> [Rows from a dataset]
+-------+
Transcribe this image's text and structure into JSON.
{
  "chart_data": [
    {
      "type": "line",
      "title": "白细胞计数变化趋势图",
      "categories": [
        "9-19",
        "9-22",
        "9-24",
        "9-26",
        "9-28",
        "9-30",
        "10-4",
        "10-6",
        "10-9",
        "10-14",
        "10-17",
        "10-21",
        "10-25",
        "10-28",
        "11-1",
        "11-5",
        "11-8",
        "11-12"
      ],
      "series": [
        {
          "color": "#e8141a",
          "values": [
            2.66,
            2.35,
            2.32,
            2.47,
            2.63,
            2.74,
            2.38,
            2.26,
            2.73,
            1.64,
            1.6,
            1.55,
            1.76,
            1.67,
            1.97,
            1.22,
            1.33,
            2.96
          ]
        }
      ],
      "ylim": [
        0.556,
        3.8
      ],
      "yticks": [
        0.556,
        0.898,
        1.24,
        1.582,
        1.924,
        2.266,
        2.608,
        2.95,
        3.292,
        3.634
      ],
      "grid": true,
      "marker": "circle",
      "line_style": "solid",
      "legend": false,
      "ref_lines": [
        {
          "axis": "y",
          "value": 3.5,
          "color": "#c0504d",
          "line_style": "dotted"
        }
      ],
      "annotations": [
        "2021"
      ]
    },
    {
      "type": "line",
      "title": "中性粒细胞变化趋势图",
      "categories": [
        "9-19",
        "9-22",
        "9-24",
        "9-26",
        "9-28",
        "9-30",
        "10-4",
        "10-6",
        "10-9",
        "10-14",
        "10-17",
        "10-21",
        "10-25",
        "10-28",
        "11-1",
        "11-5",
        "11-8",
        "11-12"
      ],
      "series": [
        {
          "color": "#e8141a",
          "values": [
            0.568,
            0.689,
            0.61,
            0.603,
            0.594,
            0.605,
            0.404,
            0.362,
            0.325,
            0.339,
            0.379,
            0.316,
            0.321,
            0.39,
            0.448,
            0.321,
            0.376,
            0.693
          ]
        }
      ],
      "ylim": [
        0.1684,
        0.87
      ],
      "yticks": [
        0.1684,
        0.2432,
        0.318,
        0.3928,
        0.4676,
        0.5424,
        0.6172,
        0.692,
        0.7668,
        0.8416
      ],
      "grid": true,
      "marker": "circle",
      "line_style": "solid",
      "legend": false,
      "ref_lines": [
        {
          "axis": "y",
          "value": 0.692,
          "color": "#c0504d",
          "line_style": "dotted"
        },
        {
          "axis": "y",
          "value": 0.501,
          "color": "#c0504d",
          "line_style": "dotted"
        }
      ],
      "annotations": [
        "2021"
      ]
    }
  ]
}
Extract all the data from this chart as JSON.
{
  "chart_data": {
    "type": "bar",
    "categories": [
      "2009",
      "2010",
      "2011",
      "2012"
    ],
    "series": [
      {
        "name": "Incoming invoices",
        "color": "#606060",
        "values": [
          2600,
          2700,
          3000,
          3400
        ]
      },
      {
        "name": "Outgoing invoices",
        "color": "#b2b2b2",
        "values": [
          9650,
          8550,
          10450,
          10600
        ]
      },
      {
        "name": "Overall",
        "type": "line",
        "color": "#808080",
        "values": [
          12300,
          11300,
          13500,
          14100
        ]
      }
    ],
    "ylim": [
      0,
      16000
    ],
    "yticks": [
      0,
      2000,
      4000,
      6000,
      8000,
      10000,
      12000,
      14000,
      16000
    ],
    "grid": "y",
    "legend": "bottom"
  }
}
+-------+
> [Problem details]
Reproduce all of the data exactly as given.

> [Exercise answer]
Transcribe this image's text and structure into JSON.
{
  "chart_data": [
    {
      "type": "line",
      "title": "白细胞计数变化趋势图",
      "categories": [
        "9-19",
        "9-22",
        "9-24",
        "9-26",
        "9-28",
        "9-30",
        "10-4",
        "10-6",
        "10-9",
        "10-14",
        "10-17",
        "10-21",
        "10-25",
        "10-28",
        "11-1",
        "11-5",
        "11-8",
        "11-12"
      ],
      "series": [
        {
          "color": "#e8141a",
          "values": [
            2.66,
            2.35,
            2.32,
            2.47,
            2.63,
            2.74,
            2.38,
            2.26,
            2.73,
            1.64,
            1.6,
            1.55,
            1.76,
            1.67,
            1.97,
            1.22,
            1.33,
            2.96
          ]
        }
      ],
      "ylim": [
        0.556,
        3.8
      ],
      "yticks": [
        0.556,
        0.898,
        1.24,
        1.582,
        1.924,
        2.266,
        2.608,
        2.95,
        3.292,
        3.634
      ],
      "grid": true,
      "marker": "circle",
      "line_style": "solid",
      "legend": false,
      "ref_lines": [
        {
          "axis": "y",
          "value": 3.5,
          "color": "#c0504d",
          "line_style": "dotted"
        }
      ],
      "annotations": [
        "2021"
      ]
    },
    {
      "type": "line",
      "title": "中性粒细胞变化趋势图",
      "categories": [
        "9-19",
        "9-22",
        "9-24",
        "9-26",
        "9-28",
        "9-30",
        "10-4",
        "10-6",
        "10-9",
        "10-14",
        "10-17",
        "10-21",
        "10-25",
        "10-28",
        "11-1",
        "11-5",
        "11-8",
        "11-12"
      ],
      "series": [
        {
          "color": "#e8141a",
          "values": [
            0.568,
            0.689,
            0.61,
            0.603,
            0.594,
            0.605,
            0.404,
            0.362,
            0.325,
            0.339,
            0.379,
            0.316,
            0.321,
            0.39,
            0.448,
            0.321,
            0.376,
            0.693
          ]
        }
      ],
      "ylim": [
        0.1684,
        0.87
      ],
      "yticks": [
        0.1684,
        0.2432,
        0.318,
        0.3928,
        0.4676,
        0.5424,
        0.6172,
        0.692,
        0.7668,
        0.8416
      ],
      "grid": true,
      "marker": "circle",
      "line_style": "solid",
      "legend": false,
      "ref_lines": [
        {
          "axis": "y",
          "value": 0.692,
          "color": "#c0504d",
          "line_style": "dotted"
        },
        {
          "axis": "y",
          "value": 0.501,
          "color": "#c0504d",
          "line_style": "dotted"
        }
      ],
      "annotations": [
        "2021"
      ]
    }
  ]
}
Extract all the data from this chart as JSON.
{
  "chart_data": {
    "type": "bar",
    "categories": [
      "2009",
      "2010",
      "2011",
      "2012"
    ],
    "series": [
      {
        "name": "Incoming invoices",
        "color": "#606060",
        "values": [
          2600,
          2700,
          3000,
          3400
        ]
      },
      {
        "name": "Outgoing invoices",
        "color": "#b2b2b2",
        "values": [
          9650,
          8550,
          10450,
          10600
        ]
      },
      {
        "name": "Overall",
        "type": "line",
        "color": "#808080",
        "values": [
          12300,
          11300,
          13500,
          14100
        ]
      }
    ],
    "ylim": [
      0,
      16000
    ],
    "yticks": [
      0,
      2000,
      4000,
      6000,
      8000,
      10000,
      12000,
      14000,
      16000
    ],
    "grid": "y",
    "legend": "bottom"
  }
}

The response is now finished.